PROBLEM DETAILS
Please convert the lines below into a numbered list, skipping any blank lines and leaving out the pictures.
-----
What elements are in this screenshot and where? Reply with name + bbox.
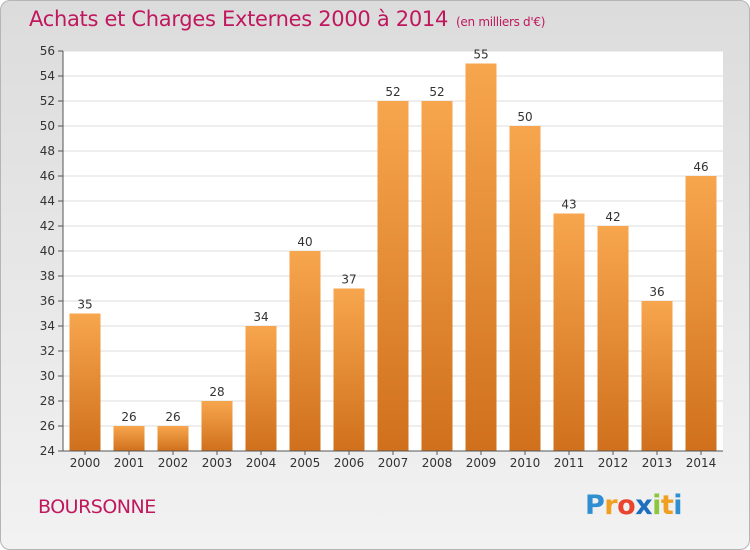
x-tick-label: 2006 (334, 456, 365, 470)
x-tick-label: 2008 (422, 456, 453, 470)
data-label: 42 (605, 210, 620, 224)
x-axis: 2000 2001 2002 2003 2004 2005 2006 2007 2008 2009… (63, 450, 723, 470)
y-tick-label: 52 (40, 94, 55, 108)
y-tick-label: 26 (40, 419, 55, 433)
x-tick-label: 2001 (114, 456, 145, 470)
data-label: 50 (517, 110, 532, 124)
y-tick-label: 46 (40, 169, 55, 183)
bar-2001 (113, 426, 145, 451)
x-tick-label: 2004 (246, 456, 277, 470)
y-tick-label: 28 (40, 394, 55, 408)
bar-2007 (377, 101, 409, 451)
x-tick-label: 2003 (202, 456, 233, 470)
bar-2004 (245, 326, 277, 451)
data-label: 35 (77, 298, 92, 312)
y-tick-label: 24 (40, 444, 55, 458)
y-tick-label: 40 (40, 244, 55, 258)
bar-2005 (289, 251, 321, 451)
bar-2009 (465, 63, 497, 451)
chart-title: Achats et Charges Externes 2000 à 2014 (e… (29, 7, 545, 31)
x-tick-label: 2011 (554, 456, 585, 470)
bar-2014 (685, 176, 717, 451)
x-tick-label: 2014 (686, 456, 717, 470)
data-labels: 35 26 26 28 34 40 37 52 52 55 50 43 42 36 46 (77, 48, 708, 425)
y-tick-label: 56 (40, 44, 55, 58)
data-label: 37 (341, 273, 356, 287)
y-tick-label: 44 (40, 194, 55, 208)
bars (69, 63, 717, 451)
bar-2003 (201, 401, 233, 451)
bar-2011 (553, 213, 585, 451)
bar-2000 (69, 313, 101, 451)
x-tick-label: 2010 (510, 456, 541, 470)
bar-2002 (157, 426, 189, 451)
proxiti-logo[interactable]: Proxiti (585, 490, 683, 521)
chart-subtitle: (en milliers d'€) (456, 15, 546, 29)
commune-name: BOURSONNE (38, 496, 156, 518)
x-tick-label: 2002 (158, 456, 189, 470)
y-tick-label: 32 (40, 344, 55, 358)
data-label: 52 (385, 85, 400, 99)
data-label: 40 (297, 235, 312, 249)
x-tick-label: 2012 (598, 456, 629, 470)
data-label: 55 (473, 48, 488, 62)
y-tick-label: 50 (40, 119, 55, 133)
x-tick-label: 2007 (378, 456, 409, 470)
x-tick-label: 2009 (466, 456, 497, 470)
y-tick-label: 38 (40, 269, 55, 283)
data-label: 43 (561, 198, 576, 212)
y-tick-label: 34 (40, 319, 55, 333)
x-tick-label: 2013 (642, 456, 673, 470)
y-tick-label: 36 (40, 294, 55, 308)
bar-2006 (333, 288, 365, 451)
data-label: 52 (429, 85, 444, 99)
y-tick-label: 48 (40, 144, 55, 158)
bar-2008 (421, 101, 453, 451)
data-label: 26 (121, 410, 136, 424)
bar-2013 (641, 301, 673, 451)
data-label: 34 (253, 310, 268, 324)
bar-2010 (509, 126, 541, 451)
data-label: 28 (209, 385, 224, 399)
chart-title-text: Achats et Charges Externes 2000 à 2014 (29, 7, 449, 31)
bar-2012 (597, 226, 629, 451)
y-tick-label: 54 (40, 69, 55, 83)
data-label: 36 (649, 285, 664, 299)
y-tick-label: 30 (40, 369, 55, 383)
x-tick-label: 2005 (290, 456, 321, 470)
x-tick-label: 2000 (70, 456, 101, 470)
data-label: 46 (693, 160, 708, 174)
y-axis: 24 26 28 30 32 34 36 38 40 42 44 46 48 50 52 54 56 (40, 44, 64, 458)
data-label: 26 (165, 410, 180, 424)
y-tick-label: 42 (40, 219, 55, 233)
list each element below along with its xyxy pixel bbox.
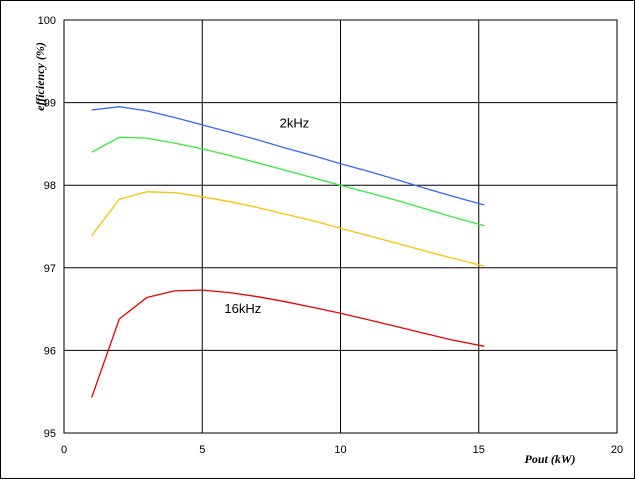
annotation-label: 16kHz: [224, 301, 261, 316]
annotation-label: 2kHz: [280, 115, 310, 130]
y-tick-label: 99: [44, 98, 56, 110]
x-axis-label: Pout (kW): [525, 452, 576, 466]
x-tick-label: 0: [61, 444, 67, 456]
x-tick-label: 15: [473, 444, 485, 456]
grid: [63, 19, 618, 434]
y-tick-label: 97: [44, 263, 56, 275]
x-tick-label: 5: [199, 444, 205, 456]
x-tick-label: 10: [334, 444, 346, 456]
series-line-4: [91, 289, 485, 398]
y-tick-label: 98: [44, 180, 56, 192]
series-line-1: [91, 106, 485, 206]
y-axis-label: efficiency (%): [33, 42, 47, 111]
plot-area: [63, 19, 618, 434]
y-tick-label: 95: [44, 428, 56, 440]
y-tick-label: 100: [38, 15, 56, 27]
x-tick-label: 20: [611, 444, 623, 456]
series-group: [91, 106, 485, 398]
series-line-3: [91, 191, 485, 267]
tick-labels: 95 96 97 98 99 100 0 5 10 15 20: [38, 15, 623, 456]
y-tick-label: 96: [44, 345, 56, 357]
annotations: 2kHz 16kHz: [224, 115, 309, 316]
series-line-2: [91, 136, 485, 227]
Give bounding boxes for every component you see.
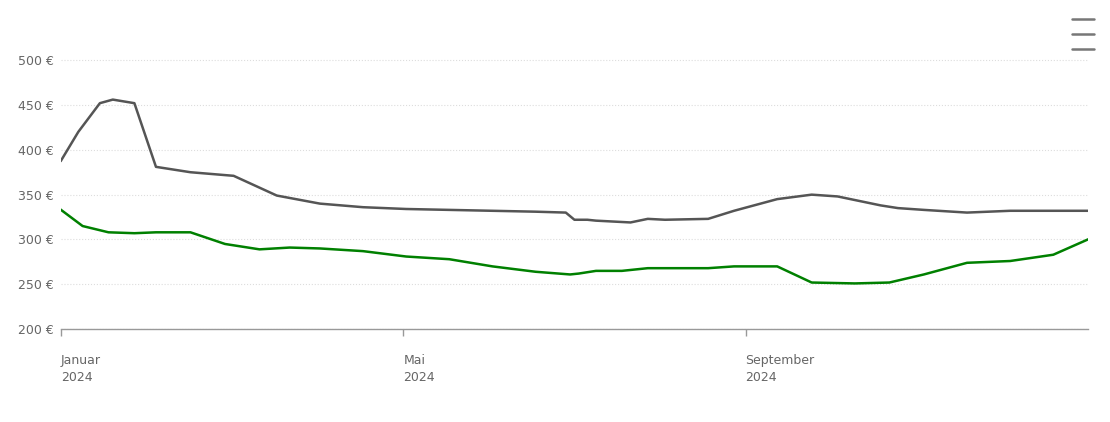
Text: 2024: 2024 xyxy=(403,371,435,384)
Text: 2024: 2024 xyxy=(746,371,777,384)
Text: Mai: Mai xyxy=(403,354,425,367)
Text: Januar: Januar xyxy=(61,354,101,367)
Text: September: September xyxy=(746,354,815,367)
Text: 2024: 2024 xyxy=(61,371,92,384)
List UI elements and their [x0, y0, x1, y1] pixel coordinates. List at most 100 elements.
-----
WORKED ANSWER
1. What elements are in this screenshot and where? Reply with name + bbox.
2. x-tick-label: 2006 (334, 456, 365, 470)
3. x-tick-label: 2008 (422, 456, 453, 470)
4. data-label: 42 (605, 210, 620, 224)
5. x-axis: 2000 2001 2002 2003 2004 2005 2006 2007 2008 2009… (63, 450, 723, 470)
6. y-tick-label: 52 (40, 94, 55, 108)
7. y-tick-label: 26 (40, 419, 55, 433)
8. x-tick-label: 2001 (114, 456, 145, 470)
9. data-label: 50 (517, 110, 532, 124)
10. y-tick-label: 46 (40, 169, 55, 183)
11. bar-2001 (113, 426, 145, 451)
12. x-tick-label: 2004 (246, 456, 277, 470)
13. y-tick-label: 28 (40, 394, 55, 408)
14. bar-2007 (377, 101, 409, 451)
15. x-tick-label: 2003 (202, 456, 233, 470)
16. bar-2004 (245, 326, 277, 451)
17. data-label: 35 (77, 298, 92, 312)
18. y-tick-label: 24 (40, 444, 55, 458)
19. y-tick-label: 40 (40, 244, 55, 258)
20. bar-2005 (289, 251, 321, 451)
21. bar-2009 (465, 63, 497, 451)
22. chart-title: Achats et Charges Externes 2000 à 2014 (e… (29, 7, 545, 31)
23. x-tick-label: 2011 (554, 456, 585, 470)
24. bar-2014 (685, 176, 717, 451)
25. x-tick-label: 2014 (686, 456, 717, 470)
26. data-labels: 35 26 26 28 34 40 37 52 52 55 50 43 42 36 46 (77, 48, 708, 425)
27. y-tick-label: 56 (40, 44, 55, 58)
28. data-label: 37 (341, 273, 356, 287)
29. y-tick-label: 44 (40, 194, 55, 208)
30. bars (69, 63, 717, 451)
31. bar-2003 (201, 401, 233, 451)
32. bar-2011 (553, 213, 585, 451)
33. bar-2000 (69, 313, 101, 451)
34. x-tick-label: 2010 (510, 456, 541, 470)
35. bar-2002 (157, 426, 189, 451)
36. proxiti-logo[interactable]: Proxiti (585, 490, 683, 521)
37. chart-subtitle: (en milliers d'€) (456, 15, 546, 29)
38. commune-name: BOURSONNE (38, 496, 156, 518)
39. x-tick-label: 2002 (158, 456, 189, 470)
40. y-tick-label: 32 (40, 344, 55, 358)
41. data-label: 52 (385, 85, 400, 99)
42. data-label: 40 (297, 235, 312, 249)
43. x-tick-label: 2012 (598, 456, 629, 470)
44. data-label: 55 (473, 48, 488, 62)
45. y-tick-label: 50 (40, 119, 55, 133)
46. x-tick-label: 2007 (378, 456, 409, 470)
47. x-tick-label: 2009 (466, 456, 497, 470)
48. y-tick-label: 38 (40, 269, 55, 283)
49. data-label: 43 (561, 198, 576, 212)
50. y-tick-label: 34 (40, 319, 55, 333)
51. x-tick-label: 2013 (642, 456, 673, 470)
52. y-tick-label: 36 (40, 294, 55, 308)
53. bar-2006 (333, 288, 365, 451)
54. data-label: 52 (429, 85, 444, 99)
55. y-tick-label: 48 (40, 144, 55, 158)
56. bar-2008 (421, 101, 453, 451)
57. data-label: 26 (121, 410, 136, 424)
58. bar-2013 (641, 301, 673, 451)
59. data-label: 34 (253, 310, 268, 324)
60. bar-2010 (509, 126, 541, 451)
61. data-label: 28 (209, 385, 224, 399)
62. chart-title-text: Achats et Charges Externes 2000 à 2014 (29, 7, 449, 31)
63. bar-2012 (597, 226, 629, 451)
64. y-tick-label: 54 (40, 69, 55, 83)
65. data-label: 36 (649, 285, 664, 299)
66. y-tick-label: 30 (40, 369, 55, 383)
67. x-tick-label: 2005 (290, 456, 321, 470)
68. x-tick-label: 2000 (70, 456, 101, 470)
69. data-label: 46 (693, 160, 708, 174)
70. y-axis: 24 26 28 30 32 34 36 38 40 42 44 46 48 50 52 54 56 (40, 44, 64, 458)
71. data-label: 26 (165, 410, 180, 424)
72. y-tick-label: 42 (40, 219, 55, 233)
73. list each element below along with its xyxy pixel bbox.
74. annotation-label: 16kHz: [224, 301, 261, 316]
75. annotation-label: 2kHz: [280, 115, 310, 130]
76. y-tick-label: 99: [44, 98, 56, 110]
77. x-axis-label: Pout (kW): [525, 452, 576, 466]
78. x-tick-label: 0: [61, 444, 67, 456]
79. x-tick-label: 15: [473, 444, 485, 456]
80. grid: [63, 19, 618, 434]
81. y-tick-label: 97: [44, 263, 56, 275]
82. x-tick-label: 5: [199, 444, 205, 456]
83. x-tick-label: 10: [334, 444, 346, 456]
84. series-line-4: [91, 289, 485, 398]
85. y-tick-label: 98: [44, 180, 56, 192]
86. series-line-1: [91, 106, 485, 206]
87. y-axis-label: efficiency (%): [33, 42, 47, 111]
88. plot-area: [63, 19, 618, 434]
89. y-tick-label: 95: [44, 428, 56, 440]
90. y-tick-label: 100: [38, 15, 56, 27]
91. x-tick-label: 20: [611, 444, 623, 456]
92. series-group: [91, 106, 485, 398]
93. series-line-3: [91, 191, 485, 267]
94. tick-labels: 95 96 97 98 99 100 0 5 10 15 20: [38, 15, 623, 456]
95. y-tick-label: 96: [44, 345, 56, 357]
96. annotations: 2kHz 16kHz: [224, 115, 309, 316]
97. series-line-2: [91, 136, 485, 227]
98. Give bounding boxes for every component you see.
99. Text: 2024: 2024 xyxy=(403,371,435,384)
100. Text: 2024: 2024 xyxy=(746,371,777,384)
101. Text: Mai: Mai xyxy=(403,354,425,367)
102. Text: Januar: Januar xyxy=(61,354,101,367)
103. Text: September: September xyxy=(746,354,815,367)
104. Text: 2024: 2024 xyxy=(61,371,92,384)
105. List UI elements and their [x0, y0, x1, y1] pixel coordinates. List at most 100 elements.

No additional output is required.